▶ **Stated goal**: Report every line in the listing below where the string "style" shows up.

>> Start Records shown

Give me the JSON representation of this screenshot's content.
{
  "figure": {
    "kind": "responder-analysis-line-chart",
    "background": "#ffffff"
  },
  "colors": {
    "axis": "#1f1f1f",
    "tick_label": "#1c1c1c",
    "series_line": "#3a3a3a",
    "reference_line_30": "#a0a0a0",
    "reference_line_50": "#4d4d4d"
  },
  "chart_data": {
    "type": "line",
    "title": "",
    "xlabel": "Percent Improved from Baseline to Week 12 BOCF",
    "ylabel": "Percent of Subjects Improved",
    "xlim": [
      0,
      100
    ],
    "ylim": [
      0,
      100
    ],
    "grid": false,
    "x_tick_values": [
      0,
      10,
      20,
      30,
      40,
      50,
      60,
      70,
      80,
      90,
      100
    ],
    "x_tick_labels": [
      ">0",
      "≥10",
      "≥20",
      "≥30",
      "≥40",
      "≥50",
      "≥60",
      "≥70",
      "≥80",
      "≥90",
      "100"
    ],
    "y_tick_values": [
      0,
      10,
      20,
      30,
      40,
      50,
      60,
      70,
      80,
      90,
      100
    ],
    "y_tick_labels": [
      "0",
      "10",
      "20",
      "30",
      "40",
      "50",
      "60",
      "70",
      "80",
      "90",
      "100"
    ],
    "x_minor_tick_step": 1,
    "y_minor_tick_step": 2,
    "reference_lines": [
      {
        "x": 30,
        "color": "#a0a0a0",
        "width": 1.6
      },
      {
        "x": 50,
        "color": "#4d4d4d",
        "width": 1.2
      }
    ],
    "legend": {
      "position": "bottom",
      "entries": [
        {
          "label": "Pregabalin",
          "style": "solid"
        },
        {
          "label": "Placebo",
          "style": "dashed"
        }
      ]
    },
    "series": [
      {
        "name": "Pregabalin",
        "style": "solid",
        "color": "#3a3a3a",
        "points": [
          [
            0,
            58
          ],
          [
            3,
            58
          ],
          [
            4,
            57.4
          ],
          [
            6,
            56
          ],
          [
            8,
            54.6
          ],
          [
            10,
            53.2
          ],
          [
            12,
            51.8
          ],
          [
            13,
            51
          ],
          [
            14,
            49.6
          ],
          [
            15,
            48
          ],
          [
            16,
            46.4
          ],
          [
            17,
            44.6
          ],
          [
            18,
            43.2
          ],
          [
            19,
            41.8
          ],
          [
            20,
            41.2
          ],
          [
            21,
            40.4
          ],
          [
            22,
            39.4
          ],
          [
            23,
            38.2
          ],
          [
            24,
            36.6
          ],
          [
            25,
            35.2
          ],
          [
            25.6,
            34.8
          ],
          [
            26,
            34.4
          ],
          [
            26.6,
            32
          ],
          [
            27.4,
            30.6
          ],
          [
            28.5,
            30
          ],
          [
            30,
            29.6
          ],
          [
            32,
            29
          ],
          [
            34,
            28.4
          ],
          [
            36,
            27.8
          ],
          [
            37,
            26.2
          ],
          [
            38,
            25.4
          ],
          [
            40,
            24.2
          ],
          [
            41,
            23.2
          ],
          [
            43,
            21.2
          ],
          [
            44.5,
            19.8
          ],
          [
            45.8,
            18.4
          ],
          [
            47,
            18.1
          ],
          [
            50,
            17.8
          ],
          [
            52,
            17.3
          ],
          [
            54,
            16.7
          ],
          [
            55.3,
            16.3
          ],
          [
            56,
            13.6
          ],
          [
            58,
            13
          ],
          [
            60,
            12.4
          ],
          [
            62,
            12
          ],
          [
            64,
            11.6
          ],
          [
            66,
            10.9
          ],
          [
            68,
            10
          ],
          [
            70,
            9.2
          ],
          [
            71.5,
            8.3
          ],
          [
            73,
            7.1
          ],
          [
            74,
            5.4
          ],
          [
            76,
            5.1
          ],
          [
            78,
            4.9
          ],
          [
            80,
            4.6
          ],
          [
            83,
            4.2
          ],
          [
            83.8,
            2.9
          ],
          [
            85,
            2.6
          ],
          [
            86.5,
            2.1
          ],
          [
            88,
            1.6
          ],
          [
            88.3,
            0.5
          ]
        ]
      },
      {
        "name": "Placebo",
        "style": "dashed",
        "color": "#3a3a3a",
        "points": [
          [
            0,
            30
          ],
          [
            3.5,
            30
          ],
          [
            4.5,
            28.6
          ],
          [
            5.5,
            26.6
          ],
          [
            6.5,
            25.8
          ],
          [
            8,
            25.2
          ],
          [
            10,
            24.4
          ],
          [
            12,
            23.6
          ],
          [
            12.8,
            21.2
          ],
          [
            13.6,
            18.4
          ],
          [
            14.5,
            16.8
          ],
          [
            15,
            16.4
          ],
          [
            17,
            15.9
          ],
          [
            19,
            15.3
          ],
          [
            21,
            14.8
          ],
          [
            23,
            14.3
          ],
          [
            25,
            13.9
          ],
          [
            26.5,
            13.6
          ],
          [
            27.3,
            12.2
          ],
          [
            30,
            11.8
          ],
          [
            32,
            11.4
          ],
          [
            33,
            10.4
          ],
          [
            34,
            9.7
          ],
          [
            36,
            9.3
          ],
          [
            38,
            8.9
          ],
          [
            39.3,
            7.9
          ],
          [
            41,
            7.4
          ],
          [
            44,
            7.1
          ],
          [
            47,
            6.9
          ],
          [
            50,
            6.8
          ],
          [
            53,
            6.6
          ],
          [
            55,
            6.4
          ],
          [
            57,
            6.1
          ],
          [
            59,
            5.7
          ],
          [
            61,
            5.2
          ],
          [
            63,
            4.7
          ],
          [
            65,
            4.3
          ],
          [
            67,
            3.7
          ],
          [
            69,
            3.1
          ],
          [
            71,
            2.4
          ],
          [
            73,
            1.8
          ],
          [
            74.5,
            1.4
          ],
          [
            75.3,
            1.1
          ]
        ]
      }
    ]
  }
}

>> End Records shown

▶ **Reply to the exercise**:
          "style": "solid"
          "style": "dashed"
        "style": "solid",
        "style": "dashed",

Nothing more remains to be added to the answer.